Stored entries
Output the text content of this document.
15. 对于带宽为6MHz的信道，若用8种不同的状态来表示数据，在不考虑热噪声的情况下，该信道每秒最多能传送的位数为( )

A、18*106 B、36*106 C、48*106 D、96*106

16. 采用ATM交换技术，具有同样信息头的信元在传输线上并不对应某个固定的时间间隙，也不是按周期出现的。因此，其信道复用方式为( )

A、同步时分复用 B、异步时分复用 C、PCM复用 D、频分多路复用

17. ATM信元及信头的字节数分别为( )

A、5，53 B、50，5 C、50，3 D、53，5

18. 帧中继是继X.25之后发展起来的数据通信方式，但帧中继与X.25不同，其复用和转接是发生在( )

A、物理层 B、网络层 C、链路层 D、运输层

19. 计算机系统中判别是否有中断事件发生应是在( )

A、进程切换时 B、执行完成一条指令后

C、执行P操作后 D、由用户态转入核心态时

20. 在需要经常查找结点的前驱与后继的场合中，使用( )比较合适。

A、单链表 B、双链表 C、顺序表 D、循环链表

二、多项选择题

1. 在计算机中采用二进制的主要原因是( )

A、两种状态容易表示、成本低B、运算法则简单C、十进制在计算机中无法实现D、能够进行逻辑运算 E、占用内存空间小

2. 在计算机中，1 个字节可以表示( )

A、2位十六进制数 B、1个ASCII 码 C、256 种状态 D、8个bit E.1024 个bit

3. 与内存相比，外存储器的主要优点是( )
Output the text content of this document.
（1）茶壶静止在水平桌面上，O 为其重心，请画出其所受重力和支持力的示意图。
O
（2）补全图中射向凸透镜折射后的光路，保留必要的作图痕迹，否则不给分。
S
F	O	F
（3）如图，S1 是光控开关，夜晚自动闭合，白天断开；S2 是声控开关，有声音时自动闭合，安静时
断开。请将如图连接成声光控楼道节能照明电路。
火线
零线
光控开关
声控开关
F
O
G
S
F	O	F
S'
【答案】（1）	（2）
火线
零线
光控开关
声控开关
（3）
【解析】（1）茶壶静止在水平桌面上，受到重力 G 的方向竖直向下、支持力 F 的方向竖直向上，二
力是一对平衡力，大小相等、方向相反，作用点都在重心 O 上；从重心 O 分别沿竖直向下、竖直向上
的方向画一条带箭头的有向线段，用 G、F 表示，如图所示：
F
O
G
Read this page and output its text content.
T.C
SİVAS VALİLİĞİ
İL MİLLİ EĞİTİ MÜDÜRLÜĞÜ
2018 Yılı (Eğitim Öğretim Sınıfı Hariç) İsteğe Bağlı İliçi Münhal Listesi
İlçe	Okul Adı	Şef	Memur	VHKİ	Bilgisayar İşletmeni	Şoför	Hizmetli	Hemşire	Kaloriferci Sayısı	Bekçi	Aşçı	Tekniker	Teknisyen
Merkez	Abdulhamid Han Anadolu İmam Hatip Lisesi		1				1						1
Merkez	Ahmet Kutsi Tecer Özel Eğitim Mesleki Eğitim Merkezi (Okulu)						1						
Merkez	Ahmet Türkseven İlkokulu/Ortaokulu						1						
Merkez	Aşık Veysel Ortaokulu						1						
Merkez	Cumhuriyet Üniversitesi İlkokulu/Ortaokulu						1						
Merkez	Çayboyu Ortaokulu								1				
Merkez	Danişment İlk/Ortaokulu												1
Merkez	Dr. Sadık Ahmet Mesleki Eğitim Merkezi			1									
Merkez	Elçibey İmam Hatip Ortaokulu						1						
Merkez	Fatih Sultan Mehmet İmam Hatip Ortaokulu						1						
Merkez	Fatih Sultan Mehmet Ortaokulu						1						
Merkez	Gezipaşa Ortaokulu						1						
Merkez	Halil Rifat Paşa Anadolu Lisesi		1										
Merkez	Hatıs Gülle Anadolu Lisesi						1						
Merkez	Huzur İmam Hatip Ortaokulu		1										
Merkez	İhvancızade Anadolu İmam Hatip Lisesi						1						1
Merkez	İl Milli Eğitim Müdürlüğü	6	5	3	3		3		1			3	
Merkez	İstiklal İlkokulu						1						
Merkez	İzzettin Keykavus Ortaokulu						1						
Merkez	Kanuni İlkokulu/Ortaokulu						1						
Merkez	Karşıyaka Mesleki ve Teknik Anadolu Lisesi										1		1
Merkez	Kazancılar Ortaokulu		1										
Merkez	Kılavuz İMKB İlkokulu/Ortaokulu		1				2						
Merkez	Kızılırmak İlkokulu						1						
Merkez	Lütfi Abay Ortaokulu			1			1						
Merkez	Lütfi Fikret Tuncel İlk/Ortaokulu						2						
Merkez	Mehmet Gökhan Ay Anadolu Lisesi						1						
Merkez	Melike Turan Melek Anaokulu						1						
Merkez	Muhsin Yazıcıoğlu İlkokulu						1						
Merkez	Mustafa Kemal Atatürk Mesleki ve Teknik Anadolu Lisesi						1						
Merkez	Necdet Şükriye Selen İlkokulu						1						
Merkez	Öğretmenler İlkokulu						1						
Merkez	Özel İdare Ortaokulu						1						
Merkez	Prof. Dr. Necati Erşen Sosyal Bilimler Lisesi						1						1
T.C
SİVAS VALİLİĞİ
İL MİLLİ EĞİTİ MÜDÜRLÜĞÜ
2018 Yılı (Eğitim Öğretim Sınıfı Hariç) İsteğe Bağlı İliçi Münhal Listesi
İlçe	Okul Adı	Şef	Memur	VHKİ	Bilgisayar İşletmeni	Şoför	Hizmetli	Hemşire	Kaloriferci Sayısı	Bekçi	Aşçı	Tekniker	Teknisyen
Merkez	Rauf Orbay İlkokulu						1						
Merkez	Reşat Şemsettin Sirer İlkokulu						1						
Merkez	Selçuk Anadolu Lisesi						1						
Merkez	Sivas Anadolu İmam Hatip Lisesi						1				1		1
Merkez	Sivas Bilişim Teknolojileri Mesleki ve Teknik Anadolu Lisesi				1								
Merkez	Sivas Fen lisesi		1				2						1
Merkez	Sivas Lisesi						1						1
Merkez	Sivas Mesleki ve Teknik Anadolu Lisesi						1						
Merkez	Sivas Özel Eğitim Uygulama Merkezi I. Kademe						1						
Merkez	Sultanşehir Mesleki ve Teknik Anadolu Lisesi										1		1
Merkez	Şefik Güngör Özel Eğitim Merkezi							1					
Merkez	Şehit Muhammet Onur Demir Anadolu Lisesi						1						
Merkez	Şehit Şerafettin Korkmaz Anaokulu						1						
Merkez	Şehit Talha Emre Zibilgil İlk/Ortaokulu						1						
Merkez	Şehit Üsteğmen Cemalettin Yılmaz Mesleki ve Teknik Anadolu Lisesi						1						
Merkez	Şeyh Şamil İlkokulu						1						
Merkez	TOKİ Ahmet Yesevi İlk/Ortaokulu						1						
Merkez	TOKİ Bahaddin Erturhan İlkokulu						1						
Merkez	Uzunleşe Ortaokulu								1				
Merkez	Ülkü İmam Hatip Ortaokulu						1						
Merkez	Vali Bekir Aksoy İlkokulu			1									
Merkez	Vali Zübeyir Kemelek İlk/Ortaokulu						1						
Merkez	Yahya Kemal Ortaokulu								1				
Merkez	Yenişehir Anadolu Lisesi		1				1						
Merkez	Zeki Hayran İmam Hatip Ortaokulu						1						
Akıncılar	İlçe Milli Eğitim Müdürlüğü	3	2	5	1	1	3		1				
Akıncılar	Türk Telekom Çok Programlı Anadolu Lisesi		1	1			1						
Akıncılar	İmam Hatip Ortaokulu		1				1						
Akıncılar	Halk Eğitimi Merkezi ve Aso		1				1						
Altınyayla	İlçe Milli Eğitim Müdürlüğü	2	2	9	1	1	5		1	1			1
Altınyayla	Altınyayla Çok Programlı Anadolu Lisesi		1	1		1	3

**Exercise brief:** Please return the data above exactly as given.

**Solution for this problem:**
Output the text content of this document.
15. 对于带宽为6MHz的信道，若用8种不同的状态来表示数据，在不考虑热噪声的情况下，该信道每秒最多能传送的位数为( )

A、18*106 B、36*106 C、48*106 D、96*106

16. 采用ATM交换技术，具有同样信息头的信元在传输线上并不对应某个固定的时间间隙，也不是按周期出现的。因此，其信道复用方式为( )

A、同步时分复用 B、异步时分复用 C、PCM复用 D、频分多路复用

17. ATM信元及信头的字节数分别为( )

A、5，53 B、50，5 C、50，3 D、53，5

18. 帧中继是继X.25之后发展起来的数据通信方式，但帧中继与X.25不同，其复用和转接是发生在( )

A、物理层 B、网络层 C、链路层 D、运输层

19. 计算机系统中判别是否有中断事件发生应是在( )

A、进程切换时 B、执行完成一条指令后

C、执行P操作后 D、由用户态转入核心态时

20. 在需要经常查找结点的前驱与后继的场合中，使用( )比较合适。

A、单链表 B、双链表 C、顺序表 D、循环链表

二、多项选择题

1. 在计算机中采用二进制的主要原因是( )

A、两种状态容易表示、成本低B、运算法则简单C、十进制在计算机中无法实现D、能够进行逻辑运算 E、占用内存空间小

2. 在计算机中，1 个字节可以表示( )

A、2位十六进制数 B、1个ASCII 码 C、256 种状态 D、8个bit E.1024 个bit

3. 与内存相比，外存储器的主要优点是( )
Output the text content of this document.
（1）茶壶静止在水平桌面上，O 为其重心，请画出其所受重力和支持力的示意图。
O
（2）补全图中射向凸透镜折射后的光路，保留必要的作图痕迹，否则不给分。
S
F	O	F
（3）如图，S1 是光控开关，夜晚自动闭合，白天断开；S2 是声控开关，有声音时自动闭合，安静时
断开。请将如图连接成声光控楼道节能照明电路。
火线
零线
光控开关
声控开关
F
O
G
S
F	O	F
S'
【答案】（1）	（2）
火线
零线
光控开关
声控开关
（3）
【解析】（1）茶壶静止在水平桌面上，受到重力 G 的方向竖直向下、支持力 F 的方向竖直向上，二
力是一对平衡力，大小相等、方向相反，作用点都在重心 O 上；从重心 O 分别沿竖直向下、竖直向上
的方向画一条带箭头的有向线段，用 G、F 表示，如图所示：
F
O
G
Read this page and output its text content.
T.C
SİVAS VALİLİĞİ
İL MİLLİ EĞİTİ MÜDÜRLÜĞÜ
2018 Yılı (Eğitim Öğretim Sınıfı Hariç) İsteğe Bağlı İliçi Münhal Listesi
İlçe	Okul Adı	Şef	Memur	VHKİ	Bilgisayar İşletmeni	Şoför	Hizmetli	Hemşire	Kaloriferci Sayısı	Bekçi	Aşçı	Tekniker	Teknisyen
Merkez	Abdulhamid Han Anadolu İmam Hatip Lisesi		1				1						1
Merkez	Ahmet Kutsi Tecer Özel Eğitim Mesleki Eğitim Merkezi (Okulu)						1						
Merkez	Ahmet Türkseven İlkokulu/Ortaokulu						1						
Merkez	Aşık Veysel Ortaokulu						1						
Merkez	Cumhuriyet Üniversitesi İlkokulu/Ortaokulu						1						
Merkez	Çayboyu Ortaokulu								1				
Merkez	Danişment İlk/Ortaokulu												1
Merkez	Dr. Sadık Ahmet Mesleki Eğitim Merkezi			1									
Merkez	Elçibey İmam Hatip Ortaokulu						1						
Merkez	Fatih Sultan Mehmet İmam Hatip Ortaokulu						1						
Merkez	Fatih Sultan Mehmet Ortaokulu						1						
Merkez	Gezipaşa Ortaokulu						1						
Merkez	Halil Rifat Paşa Anadolu Lisesi		1										
Merkez	Hatıs Gülle Anadolu Lisesi						1						
Merkez	Huzur İmam Hatip Ortaokulu		1										
Merkez	İhvancızade Anadolu İmam Hatip Lisesi						1						1
Merkez	İl Milli Eğitim Müdürlüğü	6	5	3	3		3		1			3	
Merkez	İstiklal İlkokulu						1						
Merkez	İzzettin Keykavus Ortaokulu						1						
Merkez	Kanuni İlkokulu/Ortaokulu						1						
Merkez	Karşıyaka Mesleki ve Teknik Anadolu Lisesi										1		1
Merkez	Kazancılar Ortaokulu		1										
Merkez	Kılavuz İMKB İlkokulu/Ortaokulu		1				2						
Merkez	Kızılırmak İlkokulu						1						
Merkez	Lütfi Abay Ortaokulu			1			1						
Merkez	Lütfi Fikret Tuncel İlk/Ortaokulu						2						
Merkez	Mehmet Gökhan Ay Anadolu Lisesi						1						
Merkez	Melike Turan Melek Anaokulu						1						
Merkez	Muhsin Yazıcıoğlu İlkokulu						1						
Merkez	Mustafa Kemal Atatürk Mesleki ve Teknik Anadolu Lisesi						1						
Merkez	Necdet Şükriye Selen İlkokulu						1						
Merkez	Öğretmenler İlkokulu						1						
Merkez	Özel İdare Ortaokulu						1						
Merkez	Prof. Dr. Necati Erşen Sosyal Bilimler Lisesi						1						1
T.C
SİVAS VALİLİĞİ
İL MİLLİ EĞİTİ MÜDÜRLÜĞÜ
2018 Yılı (Eğitim Öğretim Sınıfı Hariç) İsteğe Bağlı İliçi Münhal Listesi
İlçe	Okul Adı	Şef	Memur	VHKİ	Bilgisayar İşletmeni	Şoför	Hizmetli	Hemşire	Kaloriferci Sayısı	Bekçi	Aşçı	Tekniker	Teknisyen
Merkez	Rauf Orbay İlkokulu						1						
Merkez	Reşat Şemsettin Sirer İlkokulu						1						
Merkez	Selçuk Anadolu Lisesi						1						
Merkez	Sivas Anadolu İmam Hatip Lisesi						1				1		1
Merkez	Sivas Bilişim Teknolojileri Mesleki ve Teknik Anadolu Lisesi				1								
Merkez	Sivas Fen lisesi		1				2						1
Merkez	Sivas Lisesi						1						1
Merkez	Sivas Mesleki ve Teknik Anadolu Lisesi						1						
Merkez	Sivas Özel Eğitim Uygulama Merkezi I. Kademe						1						
Merkez	Sultanşehir Mesleki ve Teknik Anadolu Lisesi										1		1
Merkez	Şefik Güngör Özel Eğitim Merkezi							1					
Merkez	Şehit Muhammet Onur Demir Anadolu Lisesi						1						
Merkez	Şehit Şerafettin Korkmaz Anaokulu						1						
Merkez	Şehit Talha Emre Zibilgil İlk/Ortaokulu						1						
Merkez	Şehit Üsteğmen Cemalettin Yılmaz Mesleki ve Teknik Anadolu Lisesi						1						
Merkez	Şeyh Şamil İlkokulu						1						
Merkez	TOKİ Ahmet Yesevi İlk/Ortaokulu						1						
Merkez	TOKİ Bahaddin Erturhan İlkokulu						1						
Merkez	Uzunleşe Ortaokulu								1				
Merkez	Ülkü İmam Hatip Ortaokulu						1						
Merkez	Vali Bekir Aksoy İlkokulu			1									
Merkez	Vali Zübeyir Kemelek İlk/Ortaokulu						1						
Merkez	Yahya Kemal Ortaokulu								1				
Merkez	Yenişehir Anadolu Lisesi		1				1						
Merkez	Zeki Hayran İmam Hatip Ortaokulu						1						
Akıncılar	İlçe Milli Eğitim Müdürlüğü	3	2	5	1	1	3		1				
Akıncılar	Türk Telekom Çok Programlı Anadolu Lisesi		1	1			1						
Akıncılar	İmam Hatip Ortaokulu		1				1						
Akıncılar	Halk Eğitimi Merkezi ve Aso		1				1						
Altınyayla	İlçe Milli Eğitim Müdürlüğü	2	2	9	1	1	5		1	1			1
Altınyayla	Altınyayla Çok Programlı Anadolu Lisesi		1	1		1	3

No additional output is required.